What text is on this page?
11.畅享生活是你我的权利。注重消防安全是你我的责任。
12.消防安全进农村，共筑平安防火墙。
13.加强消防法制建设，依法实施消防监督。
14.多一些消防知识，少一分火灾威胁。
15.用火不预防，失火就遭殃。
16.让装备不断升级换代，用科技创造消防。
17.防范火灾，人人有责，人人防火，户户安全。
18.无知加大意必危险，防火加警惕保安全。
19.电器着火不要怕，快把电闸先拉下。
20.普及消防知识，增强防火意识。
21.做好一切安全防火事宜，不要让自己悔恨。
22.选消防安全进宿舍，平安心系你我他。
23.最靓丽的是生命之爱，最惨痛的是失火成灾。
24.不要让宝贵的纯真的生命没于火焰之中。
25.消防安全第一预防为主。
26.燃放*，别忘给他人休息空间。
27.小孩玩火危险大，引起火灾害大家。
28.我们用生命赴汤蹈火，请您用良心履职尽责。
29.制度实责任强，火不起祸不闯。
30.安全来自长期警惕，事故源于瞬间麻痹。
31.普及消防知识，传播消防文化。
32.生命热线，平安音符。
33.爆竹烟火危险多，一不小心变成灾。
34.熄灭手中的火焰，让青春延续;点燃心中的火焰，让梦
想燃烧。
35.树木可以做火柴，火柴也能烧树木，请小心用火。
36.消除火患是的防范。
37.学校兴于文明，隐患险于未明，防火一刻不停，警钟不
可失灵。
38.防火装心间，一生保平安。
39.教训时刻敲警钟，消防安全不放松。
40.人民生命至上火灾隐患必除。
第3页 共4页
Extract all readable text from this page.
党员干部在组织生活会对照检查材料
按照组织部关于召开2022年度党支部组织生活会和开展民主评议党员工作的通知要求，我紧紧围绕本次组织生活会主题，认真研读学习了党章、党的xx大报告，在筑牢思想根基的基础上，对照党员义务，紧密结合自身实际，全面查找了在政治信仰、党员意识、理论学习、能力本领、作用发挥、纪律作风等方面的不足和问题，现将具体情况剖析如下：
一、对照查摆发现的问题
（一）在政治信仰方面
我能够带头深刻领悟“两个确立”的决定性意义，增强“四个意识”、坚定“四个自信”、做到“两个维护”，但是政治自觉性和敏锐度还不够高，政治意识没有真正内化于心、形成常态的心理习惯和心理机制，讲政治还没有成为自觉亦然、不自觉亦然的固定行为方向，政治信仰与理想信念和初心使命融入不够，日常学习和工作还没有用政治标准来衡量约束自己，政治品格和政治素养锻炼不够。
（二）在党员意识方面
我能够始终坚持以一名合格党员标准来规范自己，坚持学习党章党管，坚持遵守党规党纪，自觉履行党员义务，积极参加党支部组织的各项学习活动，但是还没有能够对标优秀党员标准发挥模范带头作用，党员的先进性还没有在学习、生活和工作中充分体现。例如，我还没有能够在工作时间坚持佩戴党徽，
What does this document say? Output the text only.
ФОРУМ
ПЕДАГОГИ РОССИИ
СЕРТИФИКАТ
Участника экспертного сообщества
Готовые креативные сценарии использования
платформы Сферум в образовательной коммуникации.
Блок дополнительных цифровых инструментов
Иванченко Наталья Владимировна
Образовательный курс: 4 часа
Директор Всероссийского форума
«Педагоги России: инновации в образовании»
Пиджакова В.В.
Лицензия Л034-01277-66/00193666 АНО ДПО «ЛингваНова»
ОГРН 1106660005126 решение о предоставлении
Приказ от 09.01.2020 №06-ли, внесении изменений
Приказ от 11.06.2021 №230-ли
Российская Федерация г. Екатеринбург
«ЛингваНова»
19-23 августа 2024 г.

****

__Task objective__
Print the material above once more, exactly.

__Result of this task__
What text is on this page?
11.畅享生活是你我的权利。注重消防安全是你我的责任。
12.消防安全进农村，共筑平安防火墙。
13.加强消防法制建设，依法实施消防监督。
14.多一些消防知识，少一分火灾威胁。
15.用火不预防，失火就遭殃。
16.让装备不断升级换代，用科技创造消防。
17.防范火灾，人人有责，人人防火，户户安全。
18.无知加大意必危险，防火加警惕保安全。
19.电器着火不要怕，快把电闸先拉下。
20.普及消防知识，增强防火意识。
21.做好一切安全防火事宜，不要让自己悔恨。
22.选消防安全进宿舍，平安心系你我他。
23.最靓丽的是生命之爱，最惨痛的是失火成灾。
24.不要让宝贵的纯真的生命没于火焰之中。
25.消防安全第一预防为主。
26.燃放*，别忘给他人休息空间。
27.小孩玩火危险大，引起火灾害大家。
28.我们用生命赴汤蹈火，请您用良心履职尽责。
29.制度实责任强，火不起祸不闯。
30.安全来自长期警惕，事故源于瞬间麻痹。
31.普及消防知识，传播消防文化。
32.生命热线，平安音符。
33.爆竹烟火危险多，一不小心变成灾。
34.熄灭手中的火焰，让青春延续;点燃心中的火焰，让梦
想燃烧。
35.树木可以做火柴，火柴也能烧树木，请小心用火。
36.消除火患是的防范。
37.学校兴于文明，隐患险于未明，防火一刻不停，警钟不
可失灵。
38.防火装心间，一生保平安。
39.教训时刻敲警钟，消防安全不放松。
40.人民生命至上火灾隐患必除。
第3页 共4页
Extract all readable text from this page.
党员干部在组织生活会对照检查材料
按照组织部关于召开2022年度党支部组织生活会和开展民主评议党员工作的通知要求，我紧紧围绕本次组织生活会主题，认真研读学习了党章、党的xx大报告，在筑牢思想根基的基础上，对照党员义务，紧密结合自身实际，全面查找了在政治信仰、党员意识、理论学习、能力本领、作用发挥、纪律作风等方面的不足和问题，现将具体情况剖析如下：
一、对照查摆发现的问题
（一）在政治信仰方面
我能够带头深刻领悟“两个确立”的决定性意义，增强“四个意识”、坚定“四个自信”、做到“两个维护”，但是政治自觉性和敏锐度还不够高，政治意识没有真正内化于心、形成常态的心理习惯和心理机制，讲政治还没有成为自觉亦然、不自觉亦然的固定行为方向，政治信仰与理想信念和初心使命融入不够，日常学习和工作还没有用政治标准来衡量约束自己，政治品格和政治素养锻炼不够。
（二）在党员意识方面
我能够始终坚持以一名合格党员标准来规范自己，坚持学习党章党管，坚持遵守党规党纪，自觉履行党员义务，积极参加党支部组织的各项学习活动，但是还没有能够对标优秀党员标准发挥模范带头作用，党员的先进性还没有在学习、生活和工作中充分体现。例如，我还没有能够在工作时间坚持佩戴党徽，
What does this document say? Output the text only.
ФОРУМ
ПЕДАГОГИ РОССИИ
СЕРТИФИКАТ
Участника экспертного сообщества
Готовые креативные сценарии использования
платформы Сферум в образовательной коммуникации.
Блок дополнительных цифровых инструментов
Иванченко Наталья Владимировна
Образовательный курс: 4 часа
Директор Всероссийского форума
«Педагоги России: инновации в образовании»
Пиджакова В.В.
Лицензия Л034-01277-66/00193666 АНО ДПО «ЛингваНова»
ОГРН 1106660005126 решение о предоставлении
Приказ от 09.01.2020 №06-ли, внесении изменений
Приказ от 11.06.2021 №230-ли
Российская Федерация г. Екатеринбург
«ЛингваНова»
19-23 августа 2024 г.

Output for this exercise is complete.